Data for the task:
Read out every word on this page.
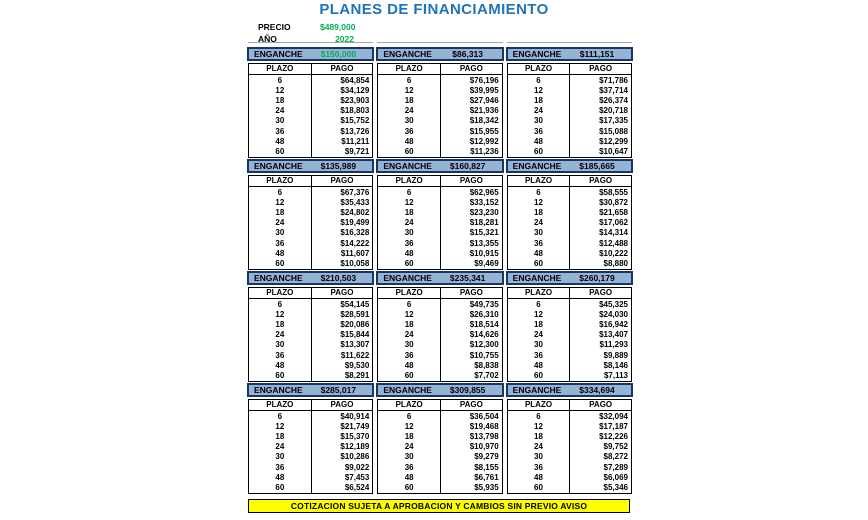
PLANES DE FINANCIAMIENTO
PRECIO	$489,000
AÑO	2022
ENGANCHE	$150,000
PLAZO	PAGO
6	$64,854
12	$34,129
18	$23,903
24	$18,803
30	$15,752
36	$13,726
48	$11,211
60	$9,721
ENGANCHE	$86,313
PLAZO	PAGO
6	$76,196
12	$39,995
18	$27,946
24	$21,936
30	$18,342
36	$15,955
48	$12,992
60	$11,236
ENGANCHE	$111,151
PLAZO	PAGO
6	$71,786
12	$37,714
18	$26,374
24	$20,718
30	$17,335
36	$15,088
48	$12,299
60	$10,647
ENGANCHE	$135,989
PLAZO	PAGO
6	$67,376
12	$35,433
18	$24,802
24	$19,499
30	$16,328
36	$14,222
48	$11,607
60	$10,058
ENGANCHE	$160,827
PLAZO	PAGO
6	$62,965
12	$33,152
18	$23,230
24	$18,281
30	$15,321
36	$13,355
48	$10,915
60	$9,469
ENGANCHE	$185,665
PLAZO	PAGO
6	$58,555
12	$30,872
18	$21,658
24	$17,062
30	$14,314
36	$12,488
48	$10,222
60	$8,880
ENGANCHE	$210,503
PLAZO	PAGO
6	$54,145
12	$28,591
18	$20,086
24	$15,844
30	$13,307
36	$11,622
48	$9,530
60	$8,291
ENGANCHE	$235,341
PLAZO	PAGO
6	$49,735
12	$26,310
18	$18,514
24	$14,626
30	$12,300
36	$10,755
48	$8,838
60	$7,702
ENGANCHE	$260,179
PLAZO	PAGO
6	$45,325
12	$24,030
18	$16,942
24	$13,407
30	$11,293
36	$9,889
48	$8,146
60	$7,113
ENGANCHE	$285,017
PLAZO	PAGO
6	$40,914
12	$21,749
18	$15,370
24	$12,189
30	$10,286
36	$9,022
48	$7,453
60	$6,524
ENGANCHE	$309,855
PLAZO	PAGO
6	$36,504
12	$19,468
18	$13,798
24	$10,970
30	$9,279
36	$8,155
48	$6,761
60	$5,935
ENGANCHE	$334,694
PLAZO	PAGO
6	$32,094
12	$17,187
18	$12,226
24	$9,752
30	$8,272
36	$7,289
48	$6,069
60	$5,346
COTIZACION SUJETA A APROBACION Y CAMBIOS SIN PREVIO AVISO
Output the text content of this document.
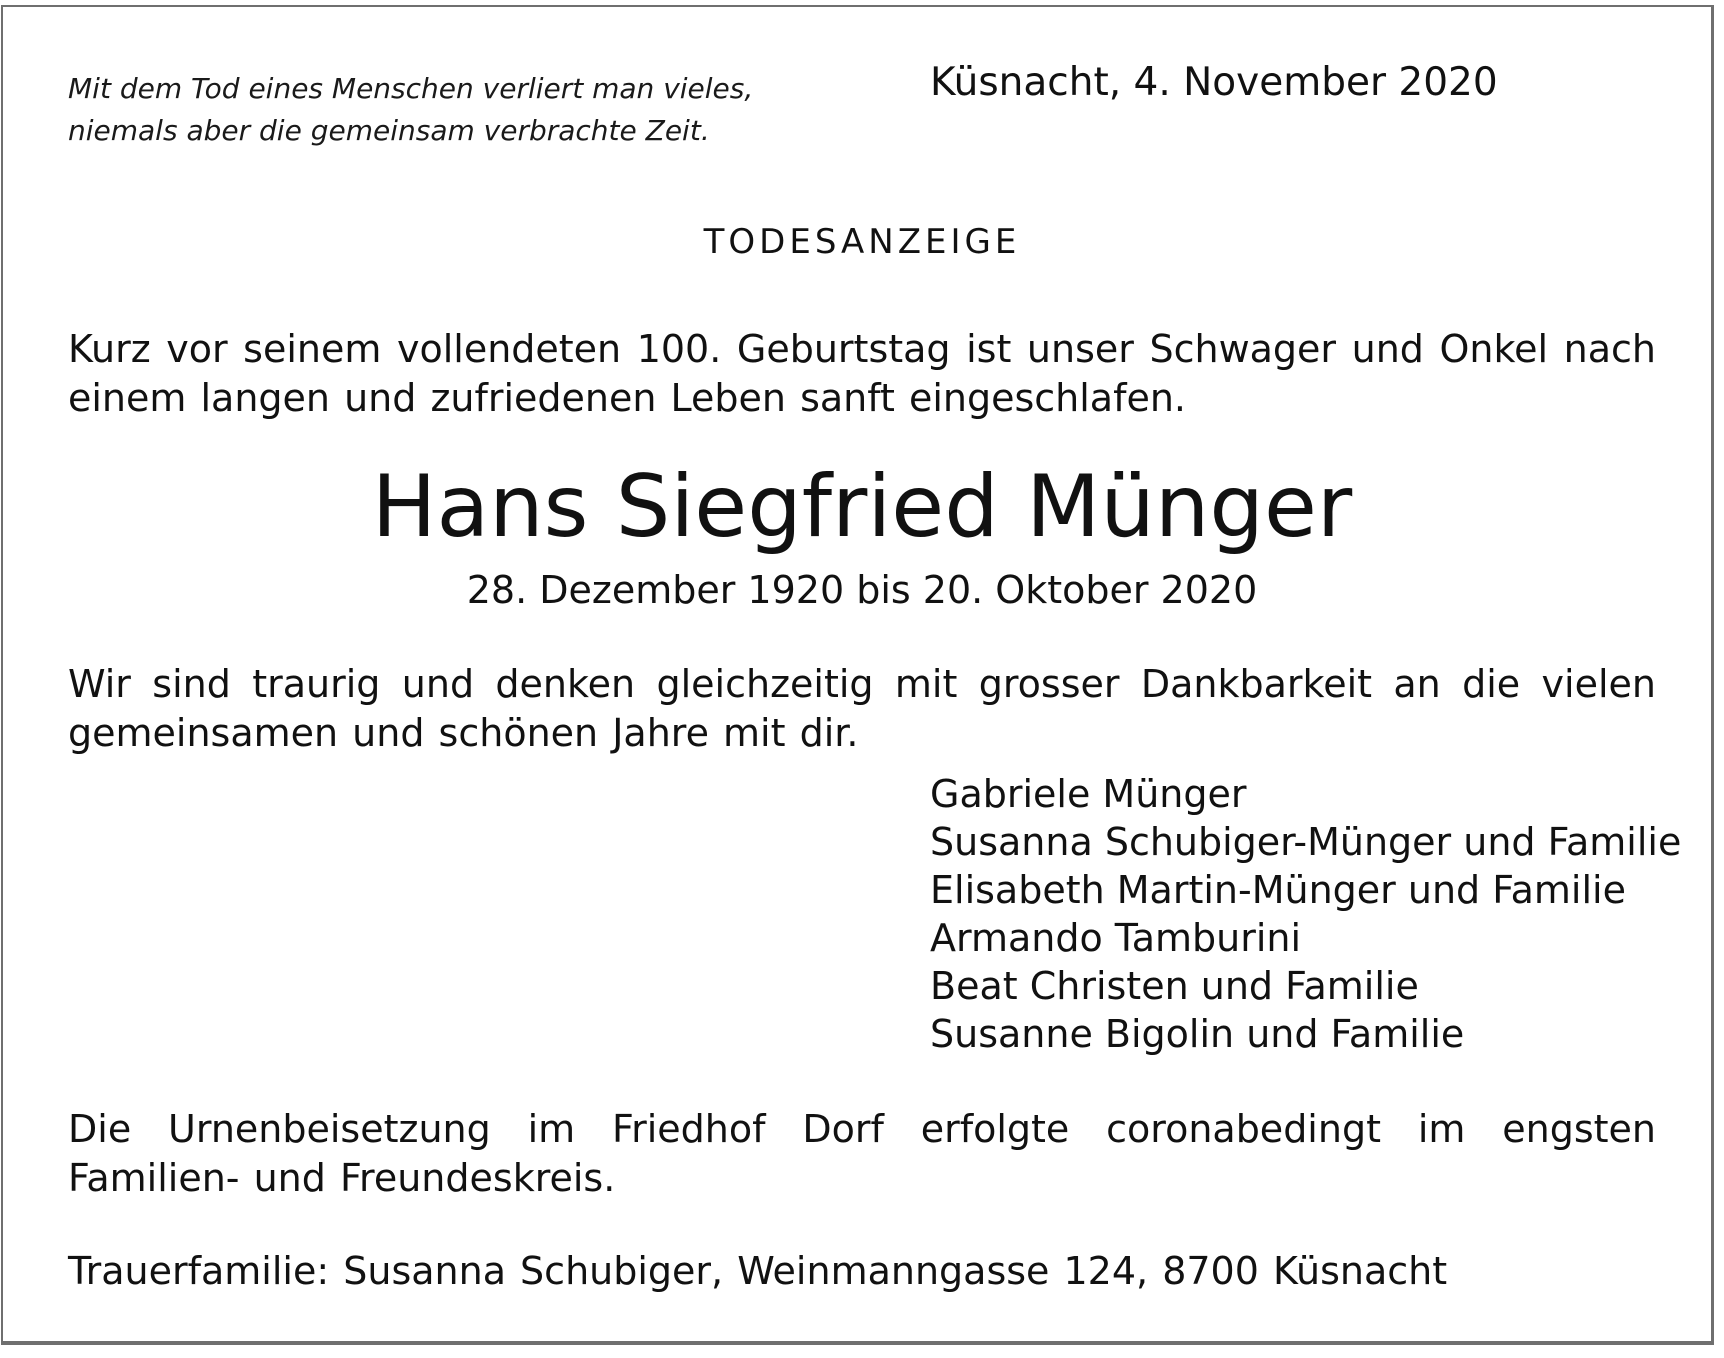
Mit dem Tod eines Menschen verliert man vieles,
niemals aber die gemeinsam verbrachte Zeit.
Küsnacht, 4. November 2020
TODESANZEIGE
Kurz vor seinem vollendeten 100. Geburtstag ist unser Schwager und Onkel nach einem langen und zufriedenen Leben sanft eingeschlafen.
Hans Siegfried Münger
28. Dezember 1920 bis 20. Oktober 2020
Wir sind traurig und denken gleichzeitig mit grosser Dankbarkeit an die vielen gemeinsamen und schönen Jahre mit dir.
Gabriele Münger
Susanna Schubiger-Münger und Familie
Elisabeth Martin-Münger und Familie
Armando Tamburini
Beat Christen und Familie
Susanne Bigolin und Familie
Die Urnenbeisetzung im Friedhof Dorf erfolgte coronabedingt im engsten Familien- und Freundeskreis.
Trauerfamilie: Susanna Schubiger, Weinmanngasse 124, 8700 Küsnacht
==
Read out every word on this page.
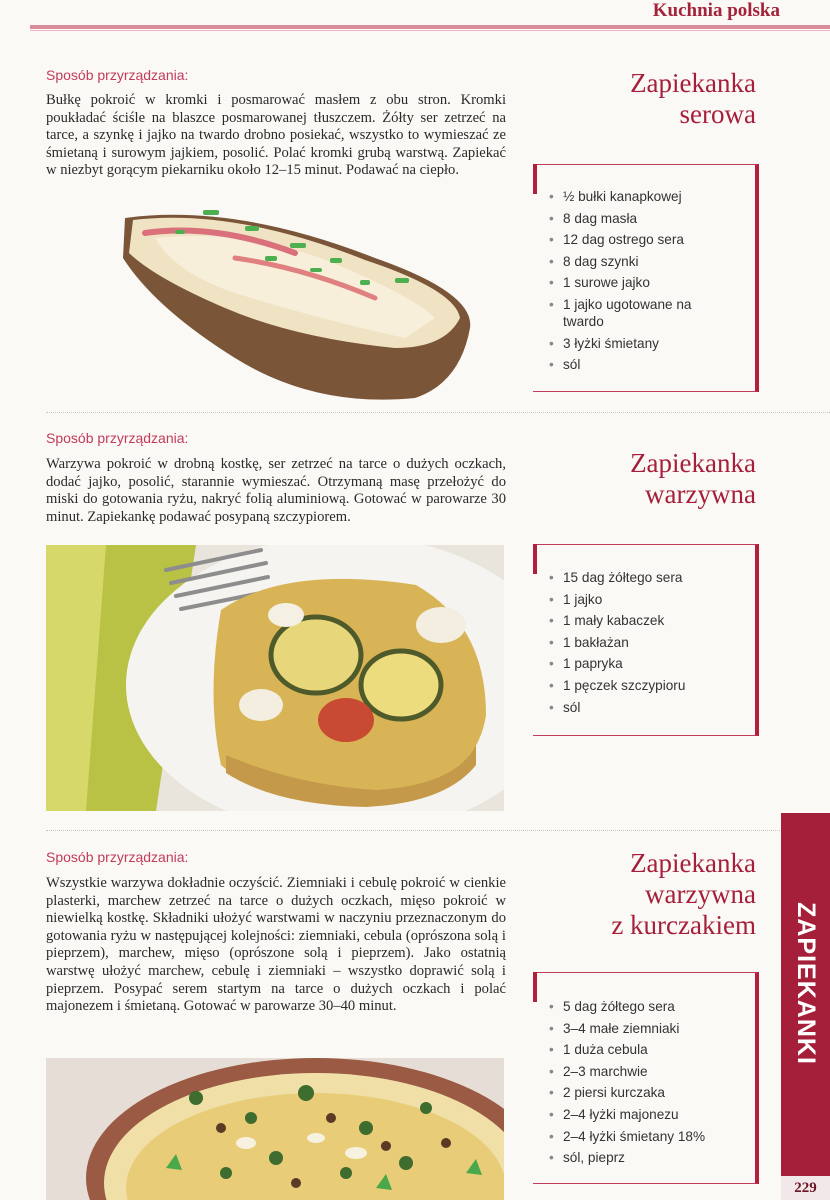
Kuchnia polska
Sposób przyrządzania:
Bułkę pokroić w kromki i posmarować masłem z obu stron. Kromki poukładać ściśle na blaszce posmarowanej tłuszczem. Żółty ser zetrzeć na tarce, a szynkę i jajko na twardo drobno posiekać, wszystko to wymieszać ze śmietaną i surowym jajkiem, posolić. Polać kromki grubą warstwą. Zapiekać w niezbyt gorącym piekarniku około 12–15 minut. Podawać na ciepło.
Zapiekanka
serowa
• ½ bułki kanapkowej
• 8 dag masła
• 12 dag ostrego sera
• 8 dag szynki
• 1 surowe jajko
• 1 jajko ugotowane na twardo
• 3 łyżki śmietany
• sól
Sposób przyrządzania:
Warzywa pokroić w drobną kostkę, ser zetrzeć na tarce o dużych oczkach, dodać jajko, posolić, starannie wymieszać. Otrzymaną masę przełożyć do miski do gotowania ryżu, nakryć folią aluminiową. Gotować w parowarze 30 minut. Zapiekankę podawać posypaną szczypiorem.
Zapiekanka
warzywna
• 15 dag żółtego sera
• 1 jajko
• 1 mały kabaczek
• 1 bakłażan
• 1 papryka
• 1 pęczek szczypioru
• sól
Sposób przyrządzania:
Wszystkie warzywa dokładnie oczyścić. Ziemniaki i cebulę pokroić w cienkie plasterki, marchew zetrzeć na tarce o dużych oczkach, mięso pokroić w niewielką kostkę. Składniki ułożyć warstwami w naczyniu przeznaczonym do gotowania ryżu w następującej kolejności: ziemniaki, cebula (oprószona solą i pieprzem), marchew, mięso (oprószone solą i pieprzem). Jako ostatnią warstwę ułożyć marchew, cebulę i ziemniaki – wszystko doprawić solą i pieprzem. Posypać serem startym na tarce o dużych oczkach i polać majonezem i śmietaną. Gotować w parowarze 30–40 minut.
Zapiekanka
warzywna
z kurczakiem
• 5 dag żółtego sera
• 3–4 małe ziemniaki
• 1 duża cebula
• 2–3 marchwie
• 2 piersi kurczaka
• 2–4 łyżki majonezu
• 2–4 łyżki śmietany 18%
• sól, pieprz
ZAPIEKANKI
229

Given instruction: Lines that hold the word "minut" are the ones to return, every one of them.

Final answer:
Bułkę pokroić w kromki i posmarować masłem z obu stron. Kromki poukładać ściśle na blaszce posmarowanej tłuszczem. Żółty ser zetrzeć na tarce, a szynkę i jajko na twardo drobno posiekać, wszystko to wymieszać ze śmietaną i surowym jajkiem, posolić. Polać kromki grubą warstwą. Zapiekać w niezbyt gorącym piekarniku około 12–15 minut. Podawać na ciepło.
Warzywa pokroić w drobną kostkę, ser zetrzeć na tarce o dużych oczkach, dodać jajko, posolić, starannie wymieszać. Otrzymaną masę przełożyć do miski do gotowania ryżu, nakryć folią aluminiową. Gotować w parowarze 30 minut. Zapiekankę podawać posypaną szczypiorem.
Wszystkie warzywa dokładnie oczyścić. Ziemniaki i cebulę pokroić w cienkie plasterki, marchew zetrzeć na tarce o dużych oczkach, mięso pokroić w niewielką kostkę. Składniki ułożyć warstwami w naczyniu przeznaczonym do gotowania ryżu w następującej kolejności: ziemniaki, cebula (oprószona solą i pieprzem), marchew, mięso (oprószone solą i pieprzem). Jako ostatnią warstwę ułożyć marchew, cebulę i ziemniaki – wszystko doprawić solą i pieprzem. Posypać serem startym na tarce o dużych oczkach i polać majonezem i śmietaną. Gotować w parowarze 30–40 minut.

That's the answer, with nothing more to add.